--- KUTIPAN TEKS ---
----
Disini lagi-lagi nampak bahwa metafisika tradisional mulai melebur dan
tenggelam.
Masalahnya, jika dalam pandangan post-modernis segala sesuatu direduksi
menjadi nilai yang relatif, yang berimplikasi pada adanya kemungkinan
penafsiran terhadap realitas secara tak terbatas, maka di sana tidak ada lagi nilai yang diakui dan
memiliki kelebihan dari nilai-nilai lain. Akibatnya setiap orang akan terlibat
dalam kerja intepretasi terhadap setiap aspek wujud yang tiada ada habisnya.
Agama tidak lagi berhak mengklaim punya kuasa lebih terhadap sumber-sumber
nilai yang dimiliki manusia seperti yang telah di formulasikan oleh para
filosof. Jadi agama difahami sebagai sama dengan persepsi manusia sendiri yang
tidak mempunyai kebenaran absolut. Oleh sebab itu ia mempunyai status yang
kurang lebih sama dengan filsafat. Jika demikian maka agama dalam pemikiran
post-modern telah digambarkan dalam bentuk dan sifat yang sangat berbeda dari
sebelumnya. Bagaimana sejatinya detail tentang pandangan itu, berikut ini kita
akan paparkan.
Pandangan
post-modernis tentang agama
Dalam uraian di atas telah jelaslah bahwa pemikiran Barat tentang agama
telah mengalami perubahan yang menyolok: dari sifatnya yang teistik dan
kemudian pada era modern difahami dengan pendekatan sekular dan pada akhirnya
pada era post-modern menjadi ateistik. Pemikiran postmodernis di Barat itu
tidak hanya diwarnai oleh sikap ateistik, tapi juga ditandai oleh kecenderungan
di kalangan filosofnya untuk mereduksi teologi menjadi antropologi,[24]
yang dengan itu Tuhan orang-orang Kristen digambarkan sebagai produk dan
refleksi dari pikiran manusia yang luar biasa (supernatural human mind).
----
--- DATA TERSEDIA ---

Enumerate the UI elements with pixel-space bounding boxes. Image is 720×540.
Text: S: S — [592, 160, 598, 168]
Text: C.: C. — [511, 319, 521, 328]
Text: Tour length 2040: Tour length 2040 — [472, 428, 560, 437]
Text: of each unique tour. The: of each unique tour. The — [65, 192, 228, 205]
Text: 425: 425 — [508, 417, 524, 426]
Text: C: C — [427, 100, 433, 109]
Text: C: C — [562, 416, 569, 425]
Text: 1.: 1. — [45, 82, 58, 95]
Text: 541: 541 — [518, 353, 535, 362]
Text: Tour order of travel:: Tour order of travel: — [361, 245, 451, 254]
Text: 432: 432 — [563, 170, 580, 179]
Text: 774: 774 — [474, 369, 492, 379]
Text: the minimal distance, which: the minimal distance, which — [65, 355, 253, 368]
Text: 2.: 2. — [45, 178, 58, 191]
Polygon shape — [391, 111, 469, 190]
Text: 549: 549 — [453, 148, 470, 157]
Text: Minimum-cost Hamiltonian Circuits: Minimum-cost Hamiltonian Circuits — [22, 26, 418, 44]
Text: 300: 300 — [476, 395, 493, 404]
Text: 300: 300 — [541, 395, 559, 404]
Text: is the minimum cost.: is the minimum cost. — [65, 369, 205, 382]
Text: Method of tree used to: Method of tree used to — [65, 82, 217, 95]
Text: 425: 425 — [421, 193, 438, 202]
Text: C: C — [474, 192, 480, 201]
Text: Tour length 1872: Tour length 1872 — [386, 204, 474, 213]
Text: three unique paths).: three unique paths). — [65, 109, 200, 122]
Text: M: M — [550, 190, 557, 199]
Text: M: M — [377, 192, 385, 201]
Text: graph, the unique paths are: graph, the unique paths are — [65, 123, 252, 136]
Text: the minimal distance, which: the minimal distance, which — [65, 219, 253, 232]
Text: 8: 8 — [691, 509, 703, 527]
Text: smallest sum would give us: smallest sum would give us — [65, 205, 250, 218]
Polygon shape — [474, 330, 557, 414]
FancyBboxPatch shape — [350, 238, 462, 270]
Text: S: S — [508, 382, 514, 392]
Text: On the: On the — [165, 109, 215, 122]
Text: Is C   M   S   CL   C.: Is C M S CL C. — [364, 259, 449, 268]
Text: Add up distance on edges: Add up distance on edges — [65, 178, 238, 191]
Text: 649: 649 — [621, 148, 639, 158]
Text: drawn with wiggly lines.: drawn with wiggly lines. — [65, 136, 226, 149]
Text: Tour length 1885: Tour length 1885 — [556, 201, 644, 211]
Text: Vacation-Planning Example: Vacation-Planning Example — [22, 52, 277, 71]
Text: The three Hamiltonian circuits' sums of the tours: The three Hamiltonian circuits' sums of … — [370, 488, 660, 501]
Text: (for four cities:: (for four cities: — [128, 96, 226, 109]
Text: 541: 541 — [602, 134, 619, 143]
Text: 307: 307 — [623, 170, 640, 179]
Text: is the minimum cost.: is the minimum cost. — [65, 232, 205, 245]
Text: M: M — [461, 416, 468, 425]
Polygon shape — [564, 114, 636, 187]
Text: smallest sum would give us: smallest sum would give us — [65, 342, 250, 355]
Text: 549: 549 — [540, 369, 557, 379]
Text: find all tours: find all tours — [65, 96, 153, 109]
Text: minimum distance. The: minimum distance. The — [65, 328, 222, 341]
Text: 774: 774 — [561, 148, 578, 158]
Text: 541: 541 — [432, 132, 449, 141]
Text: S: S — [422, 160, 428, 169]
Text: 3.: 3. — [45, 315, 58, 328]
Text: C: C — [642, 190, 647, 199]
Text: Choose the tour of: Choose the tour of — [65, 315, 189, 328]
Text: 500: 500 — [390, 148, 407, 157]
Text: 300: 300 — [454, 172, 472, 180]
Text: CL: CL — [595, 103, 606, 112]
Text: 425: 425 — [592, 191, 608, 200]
----
--- DAFTAR TUGAS ---
1. Jawablah pertanyaan berikut berdasarkan kutipan teks.
(a) Agama dipahami sama dengan apa?
(b) Pada era modern, pemikiran Barat tentang agama dipahami dengan pendekatan apa?
(c) Filosof post-modernis cenderung mereduksi teologi menjadi apa?
2. Salinlah dengan tepat bagian kutipan teks pada rentang dari "Agama tidak lagi" sampai "akan paparkan.".
Daftar ini merupakan bahan tersendiri yang terpisah dari kutipan teks.

--- JAWABAN ---
1.
(a) Agama dipahami sama dengan persepsi manusia sendiri yang tidak mempunyai kebenaran absolut.
(b) Pemikiran itu dipahami dengan pendekatan sekular.
(c) Mereka cenderung mereduksi teologi menjadi antropologi.

2.
Agama tidak lagi berhak mengklaim punya kuasa lebih terhadap sumber-sumber
nilai yang dimiliki manusia seperti yang telah di formulasikan oleh para
filosof. Jadi agama difahami sebagai sama dengan persepsi manusia sendiri yang
tidak mempunyai kebenaran absolut. Oleh sebab itu ia mempunyai status yang
kurang lebih sama dengan filsafat. Jika demikian maka agama dalam pemikiran
post-modern telah digambarkan dalam bentuk dan sifat yang sangat berbeda dari
sebelumnya. Bagaimana sejatinya detail tentang pandangan itu, berikut ini kita
akan paparkan.